- [PROBLEM DESCRIPTION]
How many lines of the data include the string "color"? State the number and nothing else.

···

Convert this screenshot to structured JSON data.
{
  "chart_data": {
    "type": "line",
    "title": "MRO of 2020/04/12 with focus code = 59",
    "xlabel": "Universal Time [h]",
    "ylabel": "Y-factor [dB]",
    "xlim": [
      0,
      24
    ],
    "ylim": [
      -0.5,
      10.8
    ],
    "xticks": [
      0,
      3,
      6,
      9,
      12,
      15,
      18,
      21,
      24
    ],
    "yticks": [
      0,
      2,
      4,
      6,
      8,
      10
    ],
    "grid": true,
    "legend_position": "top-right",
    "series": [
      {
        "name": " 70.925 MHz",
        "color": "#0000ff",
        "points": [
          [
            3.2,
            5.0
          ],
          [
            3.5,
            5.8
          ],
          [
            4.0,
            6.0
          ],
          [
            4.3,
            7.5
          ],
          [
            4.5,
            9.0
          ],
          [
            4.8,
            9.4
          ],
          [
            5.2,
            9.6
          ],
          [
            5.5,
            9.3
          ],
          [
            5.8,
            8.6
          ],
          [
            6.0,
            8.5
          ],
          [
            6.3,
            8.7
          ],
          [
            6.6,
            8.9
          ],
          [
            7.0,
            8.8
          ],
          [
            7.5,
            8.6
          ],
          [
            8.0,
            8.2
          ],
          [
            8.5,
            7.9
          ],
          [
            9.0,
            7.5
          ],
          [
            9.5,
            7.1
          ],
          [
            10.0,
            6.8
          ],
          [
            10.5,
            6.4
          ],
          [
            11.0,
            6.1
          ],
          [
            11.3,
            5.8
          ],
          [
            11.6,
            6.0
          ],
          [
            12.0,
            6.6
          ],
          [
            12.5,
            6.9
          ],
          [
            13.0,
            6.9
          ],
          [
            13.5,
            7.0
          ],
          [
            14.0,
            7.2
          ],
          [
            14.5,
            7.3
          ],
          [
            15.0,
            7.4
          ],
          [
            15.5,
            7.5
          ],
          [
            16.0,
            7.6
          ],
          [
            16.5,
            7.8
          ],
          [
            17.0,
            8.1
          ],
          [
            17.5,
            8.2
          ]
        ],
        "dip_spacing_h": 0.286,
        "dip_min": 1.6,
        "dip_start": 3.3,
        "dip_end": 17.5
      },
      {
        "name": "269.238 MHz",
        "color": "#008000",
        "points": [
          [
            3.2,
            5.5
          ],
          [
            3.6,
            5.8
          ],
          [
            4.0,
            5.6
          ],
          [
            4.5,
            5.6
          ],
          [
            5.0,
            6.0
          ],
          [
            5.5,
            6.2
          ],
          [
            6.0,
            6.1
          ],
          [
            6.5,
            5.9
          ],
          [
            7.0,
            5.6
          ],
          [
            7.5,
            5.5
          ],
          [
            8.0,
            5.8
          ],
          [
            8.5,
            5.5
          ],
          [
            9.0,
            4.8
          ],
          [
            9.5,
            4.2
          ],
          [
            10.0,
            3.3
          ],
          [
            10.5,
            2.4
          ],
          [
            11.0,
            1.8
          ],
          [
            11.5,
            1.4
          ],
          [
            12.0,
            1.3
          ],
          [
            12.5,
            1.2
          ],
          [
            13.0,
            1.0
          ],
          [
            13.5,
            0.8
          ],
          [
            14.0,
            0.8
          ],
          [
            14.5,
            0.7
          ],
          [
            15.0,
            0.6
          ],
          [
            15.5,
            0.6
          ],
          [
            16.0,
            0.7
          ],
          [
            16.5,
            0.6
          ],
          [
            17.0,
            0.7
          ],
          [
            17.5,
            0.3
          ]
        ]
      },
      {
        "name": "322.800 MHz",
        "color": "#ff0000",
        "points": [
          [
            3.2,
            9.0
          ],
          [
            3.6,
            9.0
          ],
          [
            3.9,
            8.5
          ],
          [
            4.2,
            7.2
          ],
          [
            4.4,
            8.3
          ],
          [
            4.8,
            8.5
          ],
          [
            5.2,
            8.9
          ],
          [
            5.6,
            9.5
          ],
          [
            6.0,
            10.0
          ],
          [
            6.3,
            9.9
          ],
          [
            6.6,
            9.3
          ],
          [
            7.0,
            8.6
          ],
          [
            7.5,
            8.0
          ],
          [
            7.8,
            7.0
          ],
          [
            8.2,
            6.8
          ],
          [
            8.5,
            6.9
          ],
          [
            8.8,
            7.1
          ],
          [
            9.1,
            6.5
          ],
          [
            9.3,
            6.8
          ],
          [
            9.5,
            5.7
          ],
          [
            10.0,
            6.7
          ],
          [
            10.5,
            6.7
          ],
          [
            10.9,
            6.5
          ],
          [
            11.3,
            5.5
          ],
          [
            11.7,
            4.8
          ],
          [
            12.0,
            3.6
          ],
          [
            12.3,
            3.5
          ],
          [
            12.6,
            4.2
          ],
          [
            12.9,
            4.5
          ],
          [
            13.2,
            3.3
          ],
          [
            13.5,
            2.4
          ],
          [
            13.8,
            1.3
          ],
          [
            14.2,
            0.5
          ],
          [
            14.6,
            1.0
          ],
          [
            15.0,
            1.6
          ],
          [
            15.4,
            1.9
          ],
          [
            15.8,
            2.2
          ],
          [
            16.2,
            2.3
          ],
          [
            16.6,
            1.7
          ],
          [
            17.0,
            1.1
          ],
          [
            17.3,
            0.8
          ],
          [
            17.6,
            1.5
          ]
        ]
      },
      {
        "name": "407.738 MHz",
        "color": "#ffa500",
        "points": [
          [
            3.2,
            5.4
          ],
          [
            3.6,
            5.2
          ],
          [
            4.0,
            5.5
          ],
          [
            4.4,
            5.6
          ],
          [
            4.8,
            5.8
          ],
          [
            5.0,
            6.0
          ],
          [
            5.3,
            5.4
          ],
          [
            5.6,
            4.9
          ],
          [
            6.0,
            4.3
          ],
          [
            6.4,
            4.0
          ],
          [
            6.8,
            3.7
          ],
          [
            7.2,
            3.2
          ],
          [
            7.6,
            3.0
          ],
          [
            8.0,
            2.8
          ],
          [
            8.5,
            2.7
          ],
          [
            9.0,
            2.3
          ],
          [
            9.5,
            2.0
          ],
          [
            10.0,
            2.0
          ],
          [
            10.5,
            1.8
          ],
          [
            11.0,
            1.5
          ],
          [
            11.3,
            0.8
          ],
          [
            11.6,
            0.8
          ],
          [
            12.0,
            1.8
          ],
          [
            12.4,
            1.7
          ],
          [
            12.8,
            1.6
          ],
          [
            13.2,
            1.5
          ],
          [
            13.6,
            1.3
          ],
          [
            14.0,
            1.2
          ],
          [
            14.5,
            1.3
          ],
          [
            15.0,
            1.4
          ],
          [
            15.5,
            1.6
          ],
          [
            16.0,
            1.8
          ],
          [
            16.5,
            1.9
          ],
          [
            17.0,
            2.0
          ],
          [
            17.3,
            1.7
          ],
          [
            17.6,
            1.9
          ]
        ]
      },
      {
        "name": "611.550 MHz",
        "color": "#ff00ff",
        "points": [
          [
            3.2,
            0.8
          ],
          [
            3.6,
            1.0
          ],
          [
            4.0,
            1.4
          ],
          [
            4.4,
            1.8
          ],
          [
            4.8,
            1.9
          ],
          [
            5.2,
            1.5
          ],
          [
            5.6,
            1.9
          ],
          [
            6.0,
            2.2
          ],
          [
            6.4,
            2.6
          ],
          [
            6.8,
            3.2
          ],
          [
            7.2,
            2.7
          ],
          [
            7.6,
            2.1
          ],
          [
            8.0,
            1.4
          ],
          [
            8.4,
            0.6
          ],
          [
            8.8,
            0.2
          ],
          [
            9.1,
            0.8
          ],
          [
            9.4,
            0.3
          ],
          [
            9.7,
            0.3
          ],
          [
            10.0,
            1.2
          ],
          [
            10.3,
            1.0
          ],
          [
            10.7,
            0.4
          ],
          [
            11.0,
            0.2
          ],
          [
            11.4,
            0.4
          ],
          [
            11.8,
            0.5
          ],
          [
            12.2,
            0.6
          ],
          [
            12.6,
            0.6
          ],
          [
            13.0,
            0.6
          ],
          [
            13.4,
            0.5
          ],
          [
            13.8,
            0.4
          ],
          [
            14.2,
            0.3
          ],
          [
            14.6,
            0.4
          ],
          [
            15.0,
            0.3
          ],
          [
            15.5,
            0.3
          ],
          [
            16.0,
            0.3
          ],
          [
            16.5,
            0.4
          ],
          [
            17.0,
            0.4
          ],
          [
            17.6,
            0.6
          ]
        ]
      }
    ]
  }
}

···

- [ANSWER TO THIS TASK]
5